Show all lines holding the string "xOy中".

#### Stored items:
---
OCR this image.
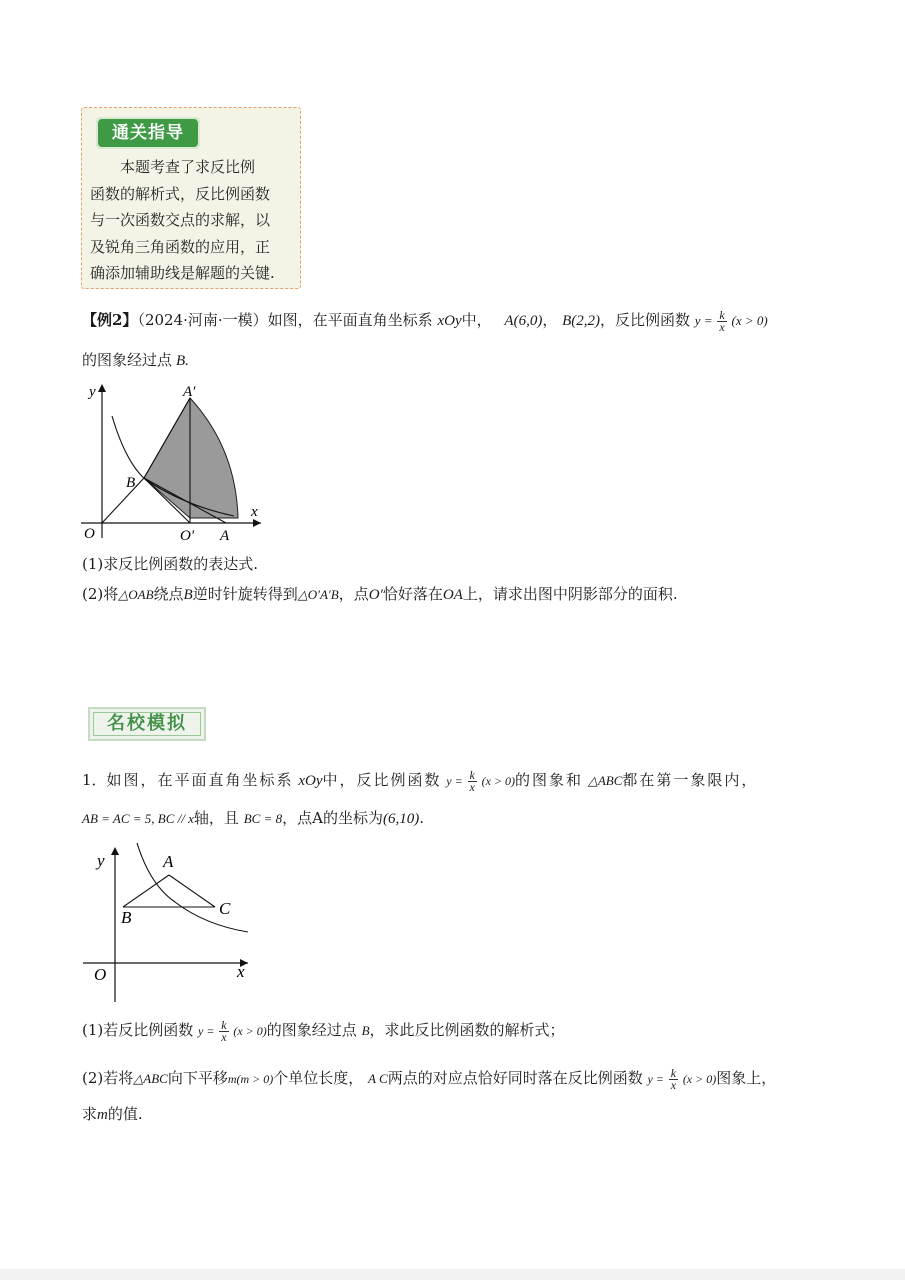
通关指导
本题考查了求反比例
函数的解析式，反比例函数
与一次函数交点的求解，以
及锐角三角函数的应用，正
确添加辅助线是解题的关键.
【例2】（2024·河南·一模）如图，在平面直角坐标系 xOy中， A(6,0)， B(2,2)，反比例函数 $y = \frac{k}{x} (x > 0)$
的图象经过点 B.
y
x
O	A
B
A′
O′
(1)求反比例函数的表达式.
(2)将△OAB绕点B逆时针旋转得到△O′A′B，点O′恰好落在OA上，请求出图中阴影部分的面积.
名校模拟
1．如图，在平面直角坐标系 xOy中，反比例函数 $y = \frac{k}{x} (x > 0)$的图象和 △ABC都在第一象限内，
AB = AC = 5, BC // x轴，且 BC = 8，点A的坐标为(6,10).
y
x
O
A
B	C
(1)若反比例函数 $y = \frac{k}{x} (x > 0)$的图象经过点 B，求此反比例函数的解析式；
(2)若将△ABC向下平移m(m > 0)个单位长度， A C两点的对应点恰好同时落在反比例函数 $y = \frac{k}{x} (x > 0)$图象上，
求m的值.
---
#### RESPONSE TO THIS TASK:
【例2】（2024·河南·一模）如图，在平面直角坐标系 xOy中， A(6,0)， B(2,2)，反比例函数 $y = \frac{k}{x} (x > 0)$
1．如图，在平面直角坐标系 xOy中，反比例函数 $y = \frac{k}{x} (x > 0)$的图象和 △ABC都在第一象限内，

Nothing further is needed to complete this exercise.